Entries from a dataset
....
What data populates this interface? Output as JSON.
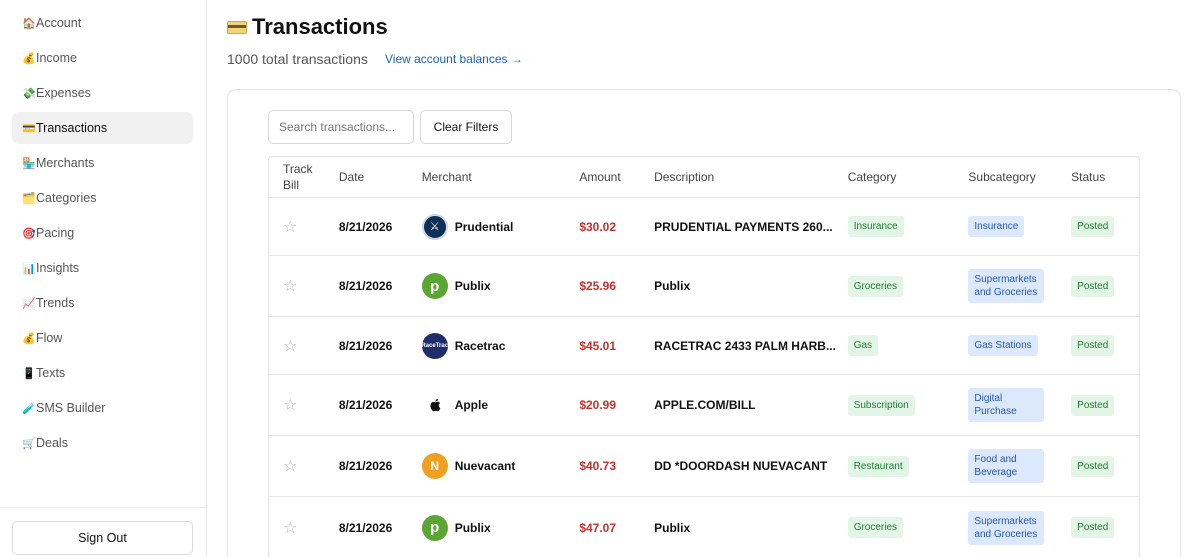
{
  "sidebar": {
    "items": [
      {
        "icon": "🏠",
        "label": "Account"
      },
      {
        "icon": "💰",
        "label": "Income"
      },
      {
        "icon": "💸",
        "label": "Expenses"
      },
      {
        "icon": "💳",
        "label": "Transactions"
      },
      {
        "icon": "🏪",
        "label": "Merchants"
      },
      {
        "icon": "🗂️",
        "label": "Categories"
      },
      {
        "icon": "🎯",
        "label": "Pacing"
      },
      {
        "icon": "📊",
        "label": "Insights"
      },
      {
        "icon": "📈",
        "label": "Trends"
      },
      {
        "icon": "💰",
        "label": "Flow"
      },
      {
        "icon": "📱",
        "label": "Texts"
      },
      {
        "icon": "🧪",
        "label": "SMS Builder"
      },
      {
        "icon": "🛒",
        "label": "Deals"
      }
    ],
    "active_label": "Transactions",
    "sign_out_label": "Sign Out"
  },
  "header": {
    "title": "Transactions",
    "subtitle": "1000 total transactions",
    "link": "View account balances →"
  },
  "toolbar": {
    "search_placeholder": "Search transactions...",
    "clear_label": "Clear Filters"
  },
  "table": {
    "headers": {
      "track_line1": "Track",
      "track_line2": "Bill",
      "date": "Date",
      "merchant": "Merchant",
      "amount": "Amount",
      "description": "Description",
      "category": "Category",
      "subcategory": "Subcategory",
      "status": "Status"
    },
    "rows": [
      {
        "star": "☆",
        "date": "8/21/2026",
        "logo": "pru",
        "logo_text": "⚔",
        "merchant": "Prudential",
        "amount": "$30.02",
        "description": "PRUDENTIAL PAYMENTS 260...",
        "category": "Insurance",
        "subcategory": "Insurance",
        "status": "Posted"
      },
      {
        "star": "☆",
        "date": "8/21/2026",
        "logo": "publix",
        "logo_text": "p",
        "merchant": "Publix",
        "amount": "$25.96",
        "description": "Publix",
        "category": "Groceries",
        "subcategory": "Supermarkets and Groceries",
        "status": "Posted"
      },
      {
        "star": "☆",
        "date": "8/21/2026",
        "logo": "race",
        "logo_text": "RaceTrac",
        "merchant": "Racetrac",
        "amount": "$45.01",
        "description": "RACETRAC 2433 PALM HARB...",
        "category": "Gas",
        "subcategory": "Gas Stations",
        "status": "Posted"
      },
      {
        "star": "☆",
        "date": "8/21/2026",
        "logo": "apple",
        "logo_text": "",
        "merchant": "Apple",
        "amount": "$20.99",
        "description": "APPLE.COM/BILL",
        "category": "Subscription",
        "subcategory": "Digital Purchase",
        "status": "Posted"
      },
      {
        "star": "☆",
        "date": "8/21/2026",
        "logo": "nueva",
        "logo_text": "N",
        "merchant": "Nuevacant",
        "amount": "$40.73",
        "description": "DD *DOORDASH NUEVACANT",
        "category": "Restaurant",
        "subcategory": "Food and Beverage",
        "status": "Posted"
      },
      {
        "star": "☆",
        "date": "8/21/2026",
        "logo": "publix",
        "logo_text": "p",
        "merchant": "Publix",
        "amount": "$47.07",
        "description": "Publix",
        "category": "Groceries",
        "subcategory": "Supermarkets and Groceries",
        "status": "Posted"
      }
    ]
  },
  "colors": {
    "amount": "#c9302c",
    "link": "#1a5fc8",
    "badge_green_bg": "#e3f5e6",
    "badge_blue_bg": "#dce8fb"
  }
}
....
## WORK TO COMPLETE
Using the records above, select and copy every line that has the word "Insurance".

## RESPONSE TO THIS TASK
        "category": "Insurance",
        "subcategory": "Insurance",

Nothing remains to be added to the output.